* _Task statement_: Write the records below out again exactly as given, with no images.

* _Available records_:
▼
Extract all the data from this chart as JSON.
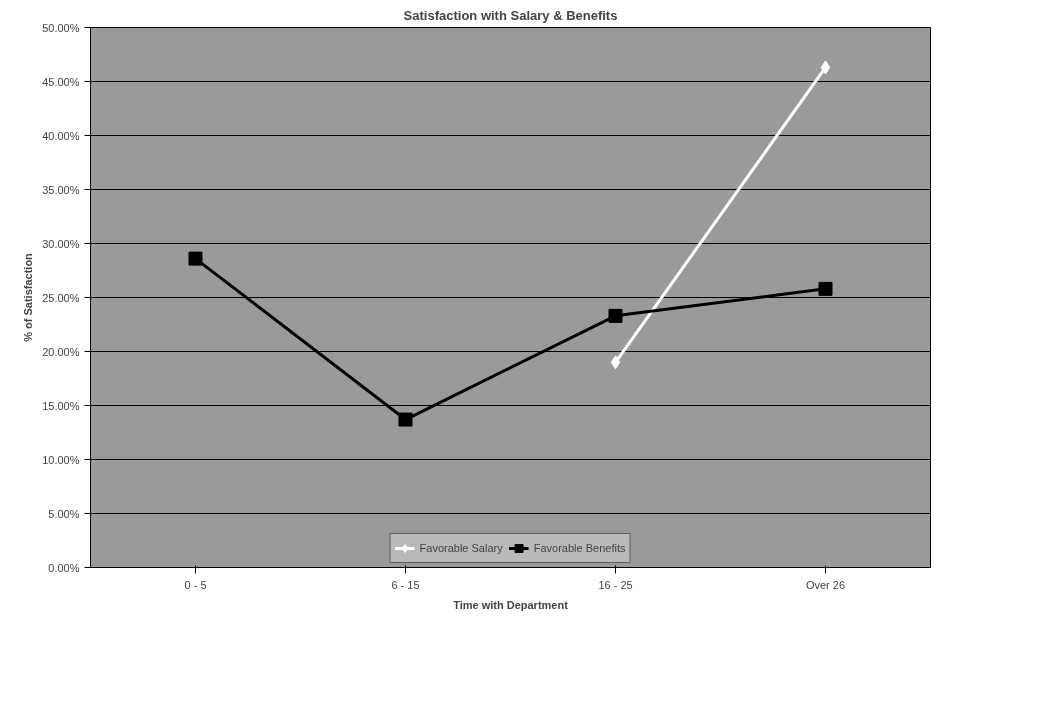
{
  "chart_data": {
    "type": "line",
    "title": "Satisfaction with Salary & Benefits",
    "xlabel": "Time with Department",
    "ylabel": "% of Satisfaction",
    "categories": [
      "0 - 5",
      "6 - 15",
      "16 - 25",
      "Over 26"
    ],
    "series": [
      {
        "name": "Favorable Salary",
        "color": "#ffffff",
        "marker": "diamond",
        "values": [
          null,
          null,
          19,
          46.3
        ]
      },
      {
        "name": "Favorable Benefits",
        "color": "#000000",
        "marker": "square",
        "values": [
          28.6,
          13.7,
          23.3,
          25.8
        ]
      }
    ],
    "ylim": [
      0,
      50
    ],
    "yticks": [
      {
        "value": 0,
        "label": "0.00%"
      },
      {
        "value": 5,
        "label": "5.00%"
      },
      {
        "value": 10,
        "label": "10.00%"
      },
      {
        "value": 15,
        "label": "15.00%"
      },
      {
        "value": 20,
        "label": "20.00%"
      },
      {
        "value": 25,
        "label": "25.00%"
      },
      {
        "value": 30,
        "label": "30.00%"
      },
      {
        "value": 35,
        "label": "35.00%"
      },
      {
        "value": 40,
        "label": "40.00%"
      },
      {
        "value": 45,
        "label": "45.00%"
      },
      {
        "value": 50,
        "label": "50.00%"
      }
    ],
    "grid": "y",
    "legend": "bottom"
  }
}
▲
* _Expected answer_:
Extract all the data from this chart as JSON.
{
  "chart_data": {
    "type": "line",
    "title": "Satisfaction with Salary & Benefits",
    "xlabel": "Time with Department",
    "ylabel": "% of Satisfaction",
    "categories": [
      "0 - 5",
      "6 - 15",
      "16 - 25",
      "Over 26"
    ],
    "series": [
      {
        "name": "Favorable Salary",
        "color": "#ffffff",
        "marker": "diamond",
        "values": [
          null,
          null,
          19,
          46.3
        ]
      },
      {
        "name": "Favorable Benefits",
        "color": "#000000",
        "marker": "square",
        "values": [
          28.6,
          13.7,
          23.3,
          25.8
        ]
      }
    ],
    "ylim": [
      0,
      50
    ],
    "yticks": [
      {
        "value": 0,
        "label": "0.00%"
      },
      {
        "value": 5,
        "label": "5.00%"
      },
      {
        "value": 10,
        "label": "10.00%"
      },
      {
        "value": 15,
        "label": "15.00%"
      },
      {
        "value": 20,
        "label": "20.00%"
      },
      {
        "value": 25,
        "label": "25.00%"
      },
      {
        "value": 30,
        "label": "30.00%"
      },
      {
        "value": 35,
        "label": "35.00%"
      },
      {
        "value": 40,
        "label": "40.00%"
      },
      {
        "value": 45,
        "label": "45.00%"
      },
      {
        "value": 50,
        "label": "50.00%"
      }
    ],
    "grid": "y",
    "legend": "bottom"
  }
}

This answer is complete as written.